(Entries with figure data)
*-*-*
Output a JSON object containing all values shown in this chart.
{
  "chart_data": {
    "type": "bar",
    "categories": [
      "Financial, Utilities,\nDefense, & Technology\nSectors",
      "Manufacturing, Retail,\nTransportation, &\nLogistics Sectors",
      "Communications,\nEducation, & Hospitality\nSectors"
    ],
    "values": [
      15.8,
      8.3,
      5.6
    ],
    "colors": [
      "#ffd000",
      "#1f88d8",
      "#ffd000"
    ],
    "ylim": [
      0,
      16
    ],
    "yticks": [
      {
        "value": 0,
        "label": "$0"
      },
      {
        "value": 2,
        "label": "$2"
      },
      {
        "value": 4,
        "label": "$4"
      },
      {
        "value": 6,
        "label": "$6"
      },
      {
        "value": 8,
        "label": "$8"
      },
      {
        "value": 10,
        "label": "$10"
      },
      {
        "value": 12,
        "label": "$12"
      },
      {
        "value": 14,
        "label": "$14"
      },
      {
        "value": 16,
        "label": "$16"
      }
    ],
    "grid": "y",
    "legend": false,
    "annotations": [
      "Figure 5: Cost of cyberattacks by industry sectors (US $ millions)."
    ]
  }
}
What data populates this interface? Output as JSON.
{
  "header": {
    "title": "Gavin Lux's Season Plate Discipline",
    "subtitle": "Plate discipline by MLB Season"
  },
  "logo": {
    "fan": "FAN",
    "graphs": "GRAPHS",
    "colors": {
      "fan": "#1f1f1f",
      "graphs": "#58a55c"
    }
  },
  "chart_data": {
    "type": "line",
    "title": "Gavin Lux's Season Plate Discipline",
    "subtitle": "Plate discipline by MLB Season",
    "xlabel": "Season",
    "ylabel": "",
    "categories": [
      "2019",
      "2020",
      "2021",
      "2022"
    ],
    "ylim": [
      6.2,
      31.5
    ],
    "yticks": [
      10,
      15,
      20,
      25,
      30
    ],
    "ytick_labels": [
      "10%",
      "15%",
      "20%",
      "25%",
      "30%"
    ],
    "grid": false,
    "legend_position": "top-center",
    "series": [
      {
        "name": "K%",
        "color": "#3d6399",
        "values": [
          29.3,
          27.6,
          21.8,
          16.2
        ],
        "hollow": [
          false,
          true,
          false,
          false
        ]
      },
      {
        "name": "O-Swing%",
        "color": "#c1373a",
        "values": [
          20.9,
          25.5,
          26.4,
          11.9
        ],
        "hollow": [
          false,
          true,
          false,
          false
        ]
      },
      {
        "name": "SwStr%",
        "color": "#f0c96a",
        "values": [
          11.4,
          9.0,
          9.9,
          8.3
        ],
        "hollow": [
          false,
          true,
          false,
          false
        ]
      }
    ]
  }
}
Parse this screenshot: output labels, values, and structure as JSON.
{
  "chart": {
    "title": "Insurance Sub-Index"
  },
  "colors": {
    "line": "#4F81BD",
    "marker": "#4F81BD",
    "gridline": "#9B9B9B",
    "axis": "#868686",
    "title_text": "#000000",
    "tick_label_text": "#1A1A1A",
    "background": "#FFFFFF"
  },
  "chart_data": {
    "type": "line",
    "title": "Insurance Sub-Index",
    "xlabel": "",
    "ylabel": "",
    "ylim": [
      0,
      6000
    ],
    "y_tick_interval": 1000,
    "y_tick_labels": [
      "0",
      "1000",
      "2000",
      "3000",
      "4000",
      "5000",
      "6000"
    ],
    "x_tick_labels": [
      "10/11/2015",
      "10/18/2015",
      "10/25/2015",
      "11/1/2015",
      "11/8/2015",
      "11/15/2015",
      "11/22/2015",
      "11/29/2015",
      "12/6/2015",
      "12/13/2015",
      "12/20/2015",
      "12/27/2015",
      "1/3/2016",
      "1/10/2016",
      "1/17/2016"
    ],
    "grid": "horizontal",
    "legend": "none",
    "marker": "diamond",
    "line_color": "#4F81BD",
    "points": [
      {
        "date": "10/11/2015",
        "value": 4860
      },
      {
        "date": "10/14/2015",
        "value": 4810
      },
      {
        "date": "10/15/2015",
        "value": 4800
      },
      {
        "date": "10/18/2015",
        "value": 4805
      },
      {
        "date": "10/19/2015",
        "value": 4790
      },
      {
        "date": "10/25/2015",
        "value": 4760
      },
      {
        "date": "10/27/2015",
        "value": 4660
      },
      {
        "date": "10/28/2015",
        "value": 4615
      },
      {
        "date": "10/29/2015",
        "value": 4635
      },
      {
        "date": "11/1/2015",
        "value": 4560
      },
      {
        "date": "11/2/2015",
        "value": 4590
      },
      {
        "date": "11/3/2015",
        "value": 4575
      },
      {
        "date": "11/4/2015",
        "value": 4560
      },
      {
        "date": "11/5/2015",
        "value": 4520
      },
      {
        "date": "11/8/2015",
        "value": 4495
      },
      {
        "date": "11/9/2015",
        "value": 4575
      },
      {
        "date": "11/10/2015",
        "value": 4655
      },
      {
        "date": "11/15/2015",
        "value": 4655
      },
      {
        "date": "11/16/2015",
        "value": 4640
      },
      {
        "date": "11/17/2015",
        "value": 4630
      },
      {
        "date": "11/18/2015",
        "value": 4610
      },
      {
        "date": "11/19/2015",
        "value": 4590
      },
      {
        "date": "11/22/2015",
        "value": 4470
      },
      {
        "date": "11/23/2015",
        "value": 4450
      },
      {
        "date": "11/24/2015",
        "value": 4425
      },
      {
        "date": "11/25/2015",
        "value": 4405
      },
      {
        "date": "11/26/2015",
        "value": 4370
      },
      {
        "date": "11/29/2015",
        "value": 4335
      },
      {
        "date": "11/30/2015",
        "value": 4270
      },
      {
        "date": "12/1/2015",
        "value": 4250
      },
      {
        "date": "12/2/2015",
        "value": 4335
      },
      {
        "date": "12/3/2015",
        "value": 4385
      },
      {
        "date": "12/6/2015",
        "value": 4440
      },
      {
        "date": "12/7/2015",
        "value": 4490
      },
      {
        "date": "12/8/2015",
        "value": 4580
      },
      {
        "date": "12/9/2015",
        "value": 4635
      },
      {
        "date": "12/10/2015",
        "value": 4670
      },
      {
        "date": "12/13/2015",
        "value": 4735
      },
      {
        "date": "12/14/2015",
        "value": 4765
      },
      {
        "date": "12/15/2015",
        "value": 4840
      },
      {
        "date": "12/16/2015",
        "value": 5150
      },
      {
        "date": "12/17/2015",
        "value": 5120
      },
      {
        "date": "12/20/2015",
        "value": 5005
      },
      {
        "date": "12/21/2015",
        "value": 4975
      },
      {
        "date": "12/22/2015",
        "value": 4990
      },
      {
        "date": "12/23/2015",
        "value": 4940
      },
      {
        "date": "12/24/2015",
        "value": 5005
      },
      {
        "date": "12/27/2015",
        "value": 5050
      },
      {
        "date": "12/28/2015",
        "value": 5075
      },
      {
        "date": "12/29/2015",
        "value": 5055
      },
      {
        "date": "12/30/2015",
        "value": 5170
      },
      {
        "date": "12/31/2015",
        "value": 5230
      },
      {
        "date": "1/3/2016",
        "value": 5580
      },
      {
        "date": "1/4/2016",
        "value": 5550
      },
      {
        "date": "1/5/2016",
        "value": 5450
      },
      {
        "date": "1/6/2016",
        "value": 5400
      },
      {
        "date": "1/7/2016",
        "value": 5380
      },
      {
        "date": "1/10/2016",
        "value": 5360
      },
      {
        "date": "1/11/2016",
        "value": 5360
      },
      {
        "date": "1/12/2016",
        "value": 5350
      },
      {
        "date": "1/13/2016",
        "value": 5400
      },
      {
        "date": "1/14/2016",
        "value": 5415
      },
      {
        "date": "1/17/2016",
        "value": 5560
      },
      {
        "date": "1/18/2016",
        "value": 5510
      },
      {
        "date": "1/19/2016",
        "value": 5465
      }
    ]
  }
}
*-*-*
Each entry above is to be printed again exactly.

→ **Output of the task**:
Output a JSON object containing all values shown in this chart.
{
  "chart_data": {
    "type": "bar",
    "categories": [
      "Financial, Utilities,\nDefense, & Technology\nSectors",
      "Manufacturing, Retail,\nTransportation, &\nLogistics Sectors",
      "Communications,\nEducation, & Hospitality\nSectors"
    ],
    "values": [
      15.8,
      8.3,
      5.6
    ],
    "colors": [
      "#ffd000",
      "#1f88d8",
      "#ffd000"
    ],
    "ylim": [
      0,
      16
    ],
    "yticks": [
      {
        "value": 0,
        "label": "$0"
      },
      {
        "value": 2,
        "label": "$2"
      },
      {
        "value": 4,
        "label": "$4"
      },
      {
        "value": 6,
        "label": "$6"
      },
      {
        "value": 8,
        "label": "$8"
      },
      {
        "value": 10,
        "label": "$10"
      },
      {
        "value": 12,
        "label": "$12"
      },
      {
        "value": 14,
        "label": "$14"
      },
      {
        "value": 16,
        "label": "$16"
      }
    ],
    "grid": "y",
    "legend": false,
    "annotations": [
      "Figure 5: Cost of cyberattacks by industry sectors (US $ millions)."
    ]
  }
}
What data populates this interface? Output as JSON.
{
  "header": {
    "title": "Gavin Lux's Season Plate Discipline",
    "subtitle": "Plate discipline by MLB Season"
  },
  "logo": {
    "fan": "FAN",
    "graphs": "GRAPHS",
    "colors": {
      "fan": "#1f1f1f",
      "graphs": "#58a55c"
    }
  },
  "chart_data": {
    "type": "line",
    "title": "Gavin Lux's Season Plate Discipline",
    "subtitle": "Plate discipline by MLB Season",
    "xlabel": "Season",
    "ylabel": "",
    "categories": [
      "2019",
      "2020",
      "2021",
      "2022"
    ],
    "ylim": [
      6.2,
      31.5
    ],
    "yticks": [
      10,
      15,
      20,
      25,
      30
    ],
    "ytick_labels": [
      "10%",
      "15%",
      "20%",
      "25%",
      "30%"
    ],
    "grid": false,
    "legend_position": "top-center",
    "series": [
      {
        "name": "K%",
        "color": "#3d6399",
        "values": [
          29.3,
          27.6,
          21.8,
          16.2
        ],
        "hollow": [
          false,
          true,
          false,
          false
        ]
      },
      {
        "name": "O-Swing%",
        "color": "#c1373a",
        "values": [
          20.9,
          25.5,
          26.4,
          11.9
        ],
        "hollow": [
          false,
          true,
          false,
          false
        ]
      },
      {
        "name": "SwStr%",
        "color": "#f0c96a",
        "values": [
          11.4,
          9.0,
          9.9,
          8.3
        ],
        "hollow": [
          false,
          true,
          false,
          false
        ]
      }
    ]
  }
}
Parse this screenshot: output labels, values, and structure as JSON.
{
  "chart": {
    "title": "Insurance Sub-Index"
  },
  "colors": {
    "line": "#4F81BD",
    "marker": "#4F81BD",
    "gridline": "#9B9B9B",
    "axis": "#868686",
    "title_text": "#000000",
    "tick_label_text": "#1A1A1A",
    "background": "#FFFFFF"
  },
  "chart_data": {
    "type": "line",
    "title": "Insurance Sub-Index",
    "xlabel": "",
    "ylabel": "",
    "ylim": [
      0,
      6000
    ],
    "y_tick_interval": 1000,
    "y_tick_labels": [
      "0",
      "1000",
      "2000",
      "3000",
      "4000",
      "5000",
      "6000"
    ],
    "x_tick_labels": [
      "10/11/2015",
      "10/18/2015",
      "10/25/2015",
      "11/1/2015",
      "11/8/2015",
      "11/15/2015",
      "11/22/2015",
      "11/29/2015",
      "12/6/2015",
      "12/13/2015",
      "12/20/2015",
      "12/27/2015",
      "1/3/2016",
      "1/10/2016",
      "1/17/2016"
    ],
    "grid": "horizontal",
    "legend": "none",
    "marker": "diamond",
    "line_color": "#4F81BD",
    "points": [
      {
        "date": "10/11/2015",
        "value": 4860
      },
      {
        "date": "10/14/2015",
        "value": 4810
      },
      {
        "date": "10/15/2015",
        "value": 4800
      },
      {
        "date": "10/18/2015",
        "value": 4805
      },
      {
        "date": "10/19/2015",
        "value": 4790
      },
      {
        "date": "10/25/2015",
        "value": 4760
      },
      {
        "date": "10/27/2015",
        "value": 4660
      },
      {
        "date": "10/28/2015",
        "value": 4615
      },
      {
        "date": "10/29/2015",
        "value": 4635
      },
      {
        "date": "11/1/2015",
        "value": 4560
      },
      {
        "date": "11/2/2015",
        "value": 4590
      },
      {
        "date": "11/3/2015",
        "value": 4575
      },
      {
        "date": "11/4/2015",
        "value": 4560
      },
      {
        "date": "11/5/2015",
        "value": 4520
      },
      {
        "date": "11/8/2015",
        "value": 4495
      },
      {
        "date": "11/9/2015",
        "value": 4575
      },
      {
        "date": "11/10/2015",
        "value": 4655
      },
      {
        "date": "11/15/2015",
        "value": 4655
      },
      {
        "date": "11/16/2015",
        "value": 4640
      },
      {
        "date": "11/17/2015",
        "value": 4630
      },
      {
        "date": "11/18/2015",
        "value": 4610
      },
      {
        "date": "11/19/2015",
        "value": 4590
      },
      {
        "date": "11/22/2015",
        "value": 4470
      },
      {
        "date": "11/23/2015",
        "value": 4450
      },
      {
        "date": "11/24/2015",
        "value": 4425
      },
      {
        "date": "11/25/2015",
        "value": 4405
      },
      {
        "date": "11/26/2015",
        "value": 4370
      },
      {
        "date": "11/29/2015",
        "value": 4335
      },
      {
        "date": "11/30/2015",
        "value": 4270
      },
      {
        "date": "12/1/2015",
        "value": 4250
      },
      {
        "date": "12/2/2015",
        "value": 4335
      },
      {
        "date": "12/3/2015",
        "value": 4385
      },
      {
        "date": "12/6/2015",
        "value": 4440
      },
      {
        "date": "12/7/2015",
        "value": 4490
      },
      {
        "date": "12/8/2015",
        "value": 4580
      },
      {
        "date": "12/9/2015",
        "value": 4635
      },
      {
        "date": "12/10/2015",
        "value": 4670
      },
      {
        "date": "12/13/2015",
        "value": 4735
      },
      {
        "date": "12/14/2015",
        "value": 4765
      },
      {
        "date": "12/15/2015",
        "value": 4840
      },
      {
        "date": "12/16/2015",
        "value": 5150
      },
      {
        "date": "12/17/2015",
        "value": 5120
      },
      {
        "date": "12/20/2015",
        "value": 5005
      },
      {
        "date": "12/21/2015",
        "value": 4975
      },
      {
        "date": "12/22/2015",
        "value": 4990
      },
      {
        "date": "12/23/2015",
        "value": 4940
      },
      {
        "date": "12/24/2015",
        "value": 5005
      },
      {
        "date": "12/27/2015",
        "value": 5050
      },
      {
        "date": "12/28/2015",
        "value": 5075
      },
      {
        "date": "12/29/2015",
        "value": 5055
      },
      {
        "date": "12/30/2015",
        "value": 5170
      },
      {
        "date": "12/31/2015",
        "value": 5230
      },
      {
        "date": "1/3/2016",
        "value": 5580
      },
      {
        "date": "1/4/2016",
        "value": 5550
      },
      {
        "date": "1/5/2016",
        "value": 5450
      },
      {
        "date": "1/6/2016",
        "value": 5400
      },
      {
        "date": "1/7/2016",
        "value": 5380
      },
      {
        "date": "1/10/2016",
        "value": 5360
      },
      {
        "date": "1/11/2016",
        "value": 5360
      },
      {
        "date": "1/12/2016",
        "value": 5350
      },
      {
        "date": "1/13/2016",
        "value": 5400
      },
      {
        "date": "1/14/2016",
        "value": 5415
      },
      {
        "date": "1/17/2016",
        "value": 5560
      },
      {
        "date": "1/18/2016",
        "value": 5510
      },
      {
        "date": "1/19/2016",
        "value": 5465
      }
    ]
  }
}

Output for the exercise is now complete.